Request:
Print each of the entries exactly, leaving nothing out.

Data records:
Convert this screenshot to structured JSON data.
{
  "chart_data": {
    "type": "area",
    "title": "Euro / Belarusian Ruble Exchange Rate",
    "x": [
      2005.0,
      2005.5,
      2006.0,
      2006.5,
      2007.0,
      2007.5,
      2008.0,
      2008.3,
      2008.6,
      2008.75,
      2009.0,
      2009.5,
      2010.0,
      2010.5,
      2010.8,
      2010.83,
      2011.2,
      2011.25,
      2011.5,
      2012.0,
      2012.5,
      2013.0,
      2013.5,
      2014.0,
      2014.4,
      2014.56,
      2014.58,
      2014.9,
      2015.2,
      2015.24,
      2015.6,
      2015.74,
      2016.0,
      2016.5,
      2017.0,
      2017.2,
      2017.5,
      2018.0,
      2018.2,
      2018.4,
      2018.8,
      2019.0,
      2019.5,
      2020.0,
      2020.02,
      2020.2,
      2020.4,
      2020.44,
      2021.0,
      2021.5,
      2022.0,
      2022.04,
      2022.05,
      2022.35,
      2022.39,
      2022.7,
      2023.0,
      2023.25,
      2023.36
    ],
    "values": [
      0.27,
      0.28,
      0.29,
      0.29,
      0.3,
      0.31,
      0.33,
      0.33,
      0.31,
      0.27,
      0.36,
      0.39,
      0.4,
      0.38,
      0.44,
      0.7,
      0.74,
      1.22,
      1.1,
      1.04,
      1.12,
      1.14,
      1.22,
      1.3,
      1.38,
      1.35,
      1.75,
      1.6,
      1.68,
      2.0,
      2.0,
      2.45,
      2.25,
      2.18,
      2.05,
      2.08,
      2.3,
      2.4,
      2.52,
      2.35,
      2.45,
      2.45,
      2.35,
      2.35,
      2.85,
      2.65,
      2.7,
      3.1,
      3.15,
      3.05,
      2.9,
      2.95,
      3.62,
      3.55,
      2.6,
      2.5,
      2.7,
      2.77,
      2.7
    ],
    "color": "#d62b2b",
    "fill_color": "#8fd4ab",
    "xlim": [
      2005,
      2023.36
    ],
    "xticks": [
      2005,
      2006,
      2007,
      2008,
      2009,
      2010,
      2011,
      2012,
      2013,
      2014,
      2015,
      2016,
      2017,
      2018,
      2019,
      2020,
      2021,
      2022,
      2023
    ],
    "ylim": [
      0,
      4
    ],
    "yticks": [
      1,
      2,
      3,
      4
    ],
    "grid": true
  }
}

Exercise solution:
Convert this screenshot to structured JSON data.
{
  "chart_data": {
    "type": "area",
    "title": "Euro / Belarusian Ruble Exchange Rate",
    "x": [
      2005.0,
      2005.5,
      2006.0,
      2006.5,
      2007.0,
      2007.5,
      2008.0,
      2008.3,
      2008.6,
      2008.75,
      2009.0,
      2009.5,
      2010.0,
      2010.5,
      2010.8,
      2010.83,
      2011.2,
      2011.25,
      2011.5,
      2012.0,
      2012.5,
      2013.0,
      2013.5,
      2014.0,
      2014.4,
      2014.56,
      2014.58,
      2014.9,
      2015.2,
      2015.24,
      2015.6,
      2015.74,
      2016.0,
      2016.5,
      2017.0,
      2017.2,
      2017.5,
      2018.0,
      2018.2,
      2018.4,
      2018.8,
      2019.0,
      2019.5,
      2020.0,
      2020.02,
      2020.2,
      2020.4,
      2020.44,
      2021.0,
      2021.5,
      2022.0,
      2022.04,
      2022.05,
      2022.35,
      2022.39,
      2022.7,
      2023.0,
      2023.25,
      2023.36
    ],
    "values": [
      0.27,
      0.28,
      0.29,
      0.29,
      0.3,
      0.31,
      0.33,
      0.33,
      0.31,
      0.27,
      0.36,
      0.39,
      0.4,
      0.38,
      0.44,
      0.7,
      0.74,
      1.22,
      1.1,
      1.04,
      1.12,
      1.14,
      1.22,
      1.3,
      1.38,
      1.35,
      1.75,
      1.6,
      1.68,
      2.0,
      2.0,
      2.45,
      2.25,
      2.18,
      2.05,
      2.08,
      2.3,
      2.4,
      2.52,
      2.35,
      2.45,
      2.45,
      2.35,
      2.35,
      2.85,
      2.65,
      2.7,
      3.1,
      3.15,
      3.05,
      2.9,
      2.95,
      3.62,
      3.55,
      2.6,
      2.5,
      2.7,
      2.77,
      2.7
    ],
    "color": "#d62b2b",
    "fill_color": "#8fd4ab",
    "xlim": [
      2005,
      2023.36
    ],
    "xticks": [
      2005,
      2006,
      2007,
      2008,
      2009,
      2010,
      2011,
      2012,
      2013,
      2014,
      2015,
      2016,
      2017,
      2018,
      2019,
      2020,
      2021,
      2022,
      2023
    ],
    "ylim": [
      0,
      4
    ],
    "yticks": [
      1,
      2,
      3,
      4
    ],
    "grid": true
  }
}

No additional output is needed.